WORK INSTRUCTIONS
Count how many lines contain the word "MOSFET". Respond with the number alone.

EXCERPTED RECORDS
____________

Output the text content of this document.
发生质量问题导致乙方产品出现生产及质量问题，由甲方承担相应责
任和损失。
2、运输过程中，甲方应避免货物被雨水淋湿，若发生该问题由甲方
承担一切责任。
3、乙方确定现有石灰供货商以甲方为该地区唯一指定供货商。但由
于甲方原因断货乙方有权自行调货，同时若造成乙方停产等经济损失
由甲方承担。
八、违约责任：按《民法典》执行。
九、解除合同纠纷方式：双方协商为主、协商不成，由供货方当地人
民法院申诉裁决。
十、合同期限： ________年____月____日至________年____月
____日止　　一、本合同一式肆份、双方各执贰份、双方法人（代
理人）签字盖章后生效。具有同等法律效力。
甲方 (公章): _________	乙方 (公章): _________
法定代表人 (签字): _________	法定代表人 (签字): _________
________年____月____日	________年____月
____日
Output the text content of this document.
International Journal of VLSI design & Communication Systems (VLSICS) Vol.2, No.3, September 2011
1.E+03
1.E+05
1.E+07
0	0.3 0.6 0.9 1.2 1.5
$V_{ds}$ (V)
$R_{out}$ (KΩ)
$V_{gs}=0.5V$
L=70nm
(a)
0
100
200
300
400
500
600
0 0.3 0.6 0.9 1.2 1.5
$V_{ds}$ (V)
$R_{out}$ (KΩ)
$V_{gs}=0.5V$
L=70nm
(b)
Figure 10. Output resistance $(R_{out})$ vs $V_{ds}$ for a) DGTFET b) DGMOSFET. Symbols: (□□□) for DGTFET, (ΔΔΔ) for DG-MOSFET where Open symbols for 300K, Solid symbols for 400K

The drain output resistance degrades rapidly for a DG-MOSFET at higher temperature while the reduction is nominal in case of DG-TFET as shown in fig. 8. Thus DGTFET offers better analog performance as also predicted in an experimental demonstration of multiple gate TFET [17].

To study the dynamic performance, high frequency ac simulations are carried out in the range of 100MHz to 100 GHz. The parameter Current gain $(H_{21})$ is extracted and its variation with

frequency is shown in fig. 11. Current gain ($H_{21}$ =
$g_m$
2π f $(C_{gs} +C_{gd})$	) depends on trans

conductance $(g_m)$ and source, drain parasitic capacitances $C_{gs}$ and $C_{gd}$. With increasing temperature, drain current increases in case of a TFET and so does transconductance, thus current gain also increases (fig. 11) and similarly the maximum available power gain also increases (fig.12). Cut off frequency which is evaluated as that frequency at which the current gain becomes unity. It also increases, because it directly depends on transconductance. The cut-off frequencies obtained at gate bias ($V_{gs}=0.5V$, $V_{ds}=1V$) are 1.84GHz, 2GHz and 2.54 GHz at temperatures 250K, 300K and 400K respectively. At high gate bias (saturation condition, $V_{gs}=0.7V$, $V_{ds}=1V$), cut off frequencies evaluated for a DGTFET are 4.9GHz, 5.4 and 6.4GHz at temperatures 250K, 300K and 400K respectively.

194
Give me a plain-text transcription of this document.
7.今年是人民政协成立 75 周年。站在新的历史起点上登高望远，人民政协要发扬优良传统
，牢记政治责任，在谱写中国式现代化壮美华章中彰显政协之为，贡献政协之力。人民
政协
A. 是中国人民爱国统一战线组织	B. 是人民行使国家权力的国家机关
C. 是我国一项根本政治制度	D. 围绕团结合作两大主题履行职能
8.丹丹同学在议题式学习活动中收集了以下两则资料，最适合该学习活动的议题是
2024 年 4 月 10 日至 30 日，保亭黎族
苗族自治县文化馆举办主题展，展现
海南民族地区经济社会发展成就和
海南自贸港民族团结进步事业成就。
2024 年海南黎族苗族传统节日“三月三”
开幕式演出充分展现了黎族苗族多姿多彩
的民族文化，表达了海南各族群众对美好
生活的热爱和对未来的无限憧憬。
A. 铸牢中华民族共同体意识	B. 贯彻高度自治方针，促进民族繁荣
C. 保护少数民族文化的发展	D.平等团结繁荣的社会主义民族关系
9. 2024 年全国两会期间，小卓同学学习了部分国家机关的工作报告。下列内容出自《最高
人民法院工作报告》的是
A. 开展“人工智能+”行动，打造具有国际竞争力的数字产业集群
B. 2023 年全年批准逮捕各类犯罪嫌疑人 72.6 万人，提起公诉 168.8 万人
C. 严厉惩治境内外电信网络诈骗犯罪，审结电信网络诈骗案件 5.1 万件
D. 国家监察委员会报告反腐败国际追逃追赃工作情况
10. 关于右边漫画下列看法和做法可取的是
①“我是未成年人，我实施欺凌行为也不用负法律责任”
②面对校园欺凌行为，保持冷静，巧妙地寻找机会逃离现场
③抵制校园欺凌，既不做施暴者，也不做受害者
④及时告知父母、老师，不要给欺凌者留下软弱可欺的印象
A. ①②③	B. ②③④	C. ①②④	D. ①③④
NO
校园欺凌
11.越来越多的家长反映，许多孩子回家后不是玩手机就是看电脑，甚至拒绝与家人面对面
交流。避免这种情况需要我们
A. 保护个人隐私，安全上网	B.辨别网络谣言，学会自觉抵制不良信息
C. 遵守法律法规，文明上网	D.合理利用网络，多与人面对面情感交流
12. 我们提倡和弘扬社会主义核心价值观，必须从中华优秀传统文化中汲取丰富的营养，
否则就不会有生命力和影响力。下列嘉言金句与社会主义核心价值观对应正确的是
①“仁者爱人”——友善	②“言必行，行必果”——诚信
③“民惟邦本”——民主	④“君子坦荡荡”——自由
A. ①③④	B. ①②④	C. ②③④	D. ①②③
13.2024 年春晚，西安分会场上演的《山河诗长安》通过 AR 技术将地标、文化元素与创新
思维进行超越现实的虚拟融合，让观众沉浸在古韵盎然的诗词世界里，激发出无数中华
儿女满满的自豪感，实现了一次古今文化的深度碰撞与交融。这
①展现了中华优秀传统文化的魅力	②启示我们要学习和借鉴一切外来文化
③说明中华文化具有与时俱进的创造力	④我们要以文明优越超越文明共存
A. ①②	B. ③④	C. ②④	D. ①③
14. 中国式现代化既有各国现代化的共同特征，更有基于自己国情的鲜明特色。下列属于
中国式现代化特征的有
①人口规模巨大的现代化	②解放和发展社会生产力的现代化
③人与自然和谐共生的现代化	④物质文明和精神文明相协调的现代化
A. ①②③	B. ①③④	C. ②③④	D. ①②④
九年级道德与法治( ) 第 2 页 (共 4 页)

____________

ANSWER TO THIS EXERCISE
2